• [Source passage]:
- - - - -

He went outside wiping his eyes and his nose and we went out with him to find something else to do. Jim was a sort of a "business man" too. He worked on Kerner Jackson's farm when he could and every wheat threshing crew around there remembered him as their water boy. He tried other business deals too. One day, a few days before Christmas, he came down the hill with a big rooster under his arm. He came to his "Aunt Liz" (that was Mama) and said, "Aunt Liz, can I sell you this rooster for fifty cents, I need some "tristmas' money." Mama said, "Jim, that rooster is one eyed and, besides, I'm broke myself." (Which was true.) He took it to Bill Reed's store and sold it. He was never a bully, a fighter, or a stubborn, hard head about anything. He was rather quiet and very thoughtful, mostly trying to figure out how he could go somewhere or earn some money.
Aunt Belle kept her brood on the hill, literally speaking. They never did hang out down town or visit anyone but their kinfolk's. That was plenty, though, for they had Aunts, Uncles, and Cousins all over town. So Jim, needing understanding a great part of the time, was Ma's pet. Jim looked like Uncle Tom, too. Uncle Tom was Ma's son who had been killed by a train. I can truthfully say that I do not believe that there was ever any jealousy or enmity between Mama's and Aunt Belle's children. Aunt Belle and Uncle Fred were "better fixed" than Papa and Mama, financially speaking. They owned their home and had a cow and sometimes two, "Old Heart" and "Old Daisy" and a few hogs and chickens and fruit trees, such things that can add a lot to raising a family. Their house was "up on the hill," meaning that it was on one of the hills surrounding DeKoven, about a mile from the downtown section.

- - - - -

• [Task prompt]: Decide whether each statement agrees with the passage about Jim and Aunt Belle's family: (a) Jim sold the rooster to Mama; (b) Aunt Belle's house was about a mile from the downtown section; (c) Uncle Tom was killed by a train. For each, answer yes or no and quote the words of the passage that settle it. The material that comes next has no connection to the passage about Jim and Aunt Belle's family.

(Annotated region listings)
- - - - -

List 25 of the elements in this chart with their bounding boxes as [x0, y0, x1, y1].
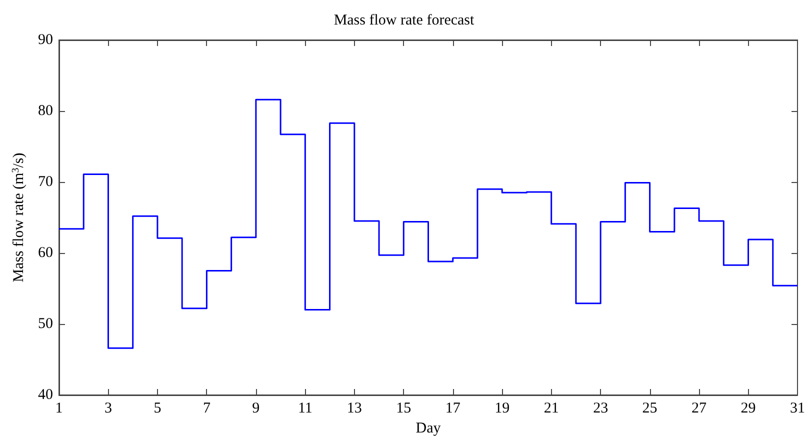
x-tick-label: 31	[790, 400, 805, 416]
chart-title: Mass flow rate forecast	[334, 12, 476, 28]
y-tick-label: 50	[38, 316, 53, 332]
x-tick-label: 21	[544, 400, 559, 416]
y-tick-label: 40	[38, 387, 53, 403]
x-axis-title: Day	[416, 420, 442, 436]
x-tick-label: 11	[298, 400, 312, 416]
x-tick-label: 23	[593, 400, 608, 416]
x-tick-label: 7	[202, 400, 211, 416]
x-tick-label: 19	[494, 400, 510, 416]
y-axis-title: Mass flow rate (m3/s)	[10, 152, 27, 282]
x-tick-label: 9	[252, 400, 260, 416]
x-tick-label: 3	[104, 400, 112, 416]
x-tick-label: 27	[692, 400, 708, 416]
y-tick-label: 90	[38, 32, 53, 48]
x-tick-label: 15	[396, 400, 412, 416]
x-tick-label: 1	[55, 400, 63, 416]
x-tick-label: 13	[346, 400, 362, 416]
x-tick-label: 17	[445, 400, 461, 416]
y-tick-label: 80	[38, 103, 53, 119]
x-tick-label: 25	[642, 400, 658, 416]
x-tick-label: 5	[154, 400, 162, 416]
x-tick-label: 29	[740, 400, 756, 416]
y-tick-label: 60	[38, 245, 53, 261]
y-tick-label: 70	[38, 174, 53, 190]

- - - - -

• [The completed task]:
(a) No: "He took it to Bill Reed's store and sold it."
(b) Yes: "about a mile from the downtown section."
(c) Yes: "Uncle Tom was Ma's son who had been killed by a train."